It is said that we all have a mask or two that we use at times to hide our true feelings. Or maybe we use them to protect ourselves from being hurt, either real or imagined. No matter, masks are intriguing to us. Masks also make up an entire category of art that spans generations and civilizations. Masks tell us much about other people and other times.
"Our fundraising concept is simple but powerful. We produce an exhibition of clay masks that are designed by high profile celebrities. The masks are shown along with paintings and prints from some of the most prominent artists in the world. All the artwork is auctioned off and the proceeds from its sale are given to charitable causes."
"Behind every mask lies the beauty within."
A simple idea with an intriguing hook. Check it out.
There are so many causes to support that sometimes it seems impossible to believe enough support can be found for all of them. The needs are great in so many basic areas from health to housing to education to food. And yet, we also need to remember the arts.

**Material shown:**
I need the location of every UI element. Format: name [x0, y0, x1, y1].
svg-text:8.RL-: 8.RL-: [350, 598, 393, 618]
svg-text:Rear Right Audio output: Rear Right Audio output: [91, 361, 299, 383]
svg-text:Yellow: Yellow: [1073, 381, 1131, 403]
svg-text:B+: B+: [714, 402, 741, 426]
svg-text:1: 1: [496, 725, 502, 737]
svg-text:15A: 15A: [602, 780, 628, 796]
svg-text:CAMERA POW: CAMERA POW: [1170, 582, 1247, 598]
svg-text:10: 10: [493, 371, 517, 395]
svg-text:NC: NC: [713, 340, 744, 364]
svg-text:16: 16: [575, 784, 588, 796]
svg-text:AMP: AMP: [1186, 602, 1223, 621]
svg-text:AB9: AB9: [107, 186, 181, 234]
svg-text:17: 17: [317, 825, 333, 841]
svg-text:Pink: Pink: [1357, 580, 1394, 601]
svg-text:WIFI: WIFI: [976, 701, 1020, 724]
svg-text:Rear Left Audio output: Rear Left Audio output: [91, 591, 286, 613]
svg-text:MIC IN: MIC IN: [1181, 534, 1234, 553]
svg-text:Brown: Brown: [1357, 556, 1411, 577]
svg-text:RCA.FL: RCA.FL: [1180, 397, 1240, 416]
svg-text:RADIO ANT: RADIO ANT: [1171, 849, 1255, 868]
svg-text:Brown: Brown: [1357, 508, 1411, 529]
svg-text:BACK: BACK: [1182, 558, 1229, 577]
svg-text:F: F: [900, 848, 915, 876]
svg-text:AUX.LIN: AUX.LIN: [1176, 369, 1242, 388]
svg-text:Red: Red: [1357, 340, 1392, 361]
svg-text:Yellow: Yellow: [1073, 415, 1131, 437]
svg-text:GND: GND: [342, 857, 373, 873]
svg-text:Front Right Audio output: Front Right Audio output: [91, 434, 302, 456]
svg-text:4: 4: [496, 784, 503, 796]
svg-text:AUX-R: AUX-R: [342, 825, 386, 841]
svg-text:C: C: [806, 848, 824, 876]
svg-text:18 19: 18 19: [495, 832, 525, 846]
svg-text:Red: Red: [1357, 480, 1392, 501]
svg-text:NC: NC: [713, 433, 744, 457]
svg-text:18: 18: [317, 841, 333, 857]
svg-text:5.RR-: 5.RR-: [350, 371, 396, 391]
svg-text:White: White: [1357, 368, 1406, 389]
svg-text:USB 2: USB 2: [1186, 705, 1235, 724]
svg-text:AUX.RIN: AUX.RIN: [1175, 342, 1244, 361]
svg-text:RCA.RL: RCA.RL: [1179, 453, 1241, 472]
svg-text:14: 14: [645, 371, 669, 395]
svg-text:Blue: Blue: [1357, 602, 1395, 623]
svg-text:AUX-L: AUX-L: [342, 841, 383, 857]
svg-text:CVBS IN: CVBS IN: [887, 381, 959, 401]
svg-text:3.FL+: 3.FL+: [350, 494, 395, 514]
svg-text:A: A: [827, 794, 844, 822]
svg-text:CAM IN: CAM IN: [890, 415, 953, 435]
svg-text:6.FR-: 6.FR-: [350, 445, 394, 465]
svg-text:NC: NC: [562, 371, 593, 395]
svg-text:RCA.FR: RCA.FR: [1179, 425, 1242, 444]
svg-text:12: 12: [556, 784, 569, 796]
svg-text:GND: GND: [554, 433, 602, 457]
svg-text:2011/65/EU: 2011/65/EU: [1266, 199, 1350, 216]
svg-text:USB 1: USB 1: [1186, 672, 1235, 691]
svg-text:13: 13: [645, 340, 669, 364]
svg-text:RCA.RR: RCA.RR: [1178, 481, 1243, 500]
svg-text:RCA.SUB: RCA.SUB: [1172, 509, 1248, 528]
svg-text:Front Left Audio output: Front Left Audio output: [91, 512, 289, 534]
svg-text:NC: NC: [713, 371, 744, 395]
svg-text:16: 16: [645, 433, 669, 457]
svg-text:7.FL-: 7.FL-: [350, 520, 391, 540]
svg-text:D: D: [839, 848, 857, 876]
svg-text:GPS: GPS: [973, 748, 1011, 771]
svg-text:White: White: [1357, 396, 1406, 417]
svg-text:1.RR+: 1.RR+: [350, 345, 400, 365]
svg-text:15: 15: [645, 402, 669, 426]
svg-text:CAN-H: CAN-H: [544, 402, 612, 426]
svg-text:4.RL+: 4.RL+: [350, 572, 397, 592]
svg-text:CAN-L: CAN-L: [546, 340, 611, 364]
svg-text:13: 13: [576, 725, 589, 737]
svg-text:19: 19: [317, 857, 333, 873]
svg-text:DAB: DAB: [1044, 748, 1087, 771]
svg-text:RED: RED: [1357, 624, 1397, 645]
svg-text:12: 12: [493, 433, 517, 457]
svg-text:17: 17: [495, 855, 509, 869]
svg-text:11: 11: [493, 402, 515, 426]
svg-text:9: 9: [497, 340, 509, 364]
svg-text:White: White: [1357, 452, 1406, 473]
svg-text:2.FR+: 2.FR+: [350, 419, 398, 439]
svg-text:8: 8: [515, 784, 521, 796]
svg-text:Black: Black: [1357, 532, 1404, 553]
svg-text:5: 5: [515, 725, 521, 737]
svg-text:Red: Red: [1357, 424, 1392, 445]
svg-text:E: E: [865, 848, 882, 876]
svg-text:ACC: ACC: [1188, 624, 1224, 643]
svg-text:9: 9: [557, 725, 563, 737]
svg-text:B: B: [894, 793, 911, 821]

**Tasks to perform:**
(a) In the passage on masks and charity, what happens to the money raised from auctioning the artwork?
(b) Write the next part of the passage on masks and charity, picking up after its final sentence.

**Results by task:**
(a) The proceeds from its sale are given to charitable causes.

(b)
Audeamus.com points us to an incredible idea launched in New York seven years ago to support artists of all types working in all mediums. The program is called Creative Capital and this paragraph from their website says it all:
Creative Capital supports work with the potential for significant artistic and cultural impact. We seek to act as a catalyst for the development of adventurous and imaginative ideas. We are interested in artists who are deeply engaged with their art forms and exhibit a rigorous commitment to their craft, as well as projects that transcend discipline boundaries. In particular, we look for artists who are articulate about their work and who have an understanding of the professional landscape. Creative Capital is committed to diversity in all its forms.
The Creative Capital website is also one of the best and most useful I have seen in a while. One link takes you to the Creative Capital Channel where you can learn about many of the artists who have received grants and the work they have done. It ranges from art exhibits at leading galleries to films that have been award winners at film festivals worldwide. Yet another link gives artists access to professional development programs to help them in all phases of their projects.
Arts education in our schools always suffers most when budgets are cut. If there is no support for arts as our children are growing, where will we get the next generation of artists? We need to find ways to support programs like Creative Capital and figure out how to create more of them as soon as possible.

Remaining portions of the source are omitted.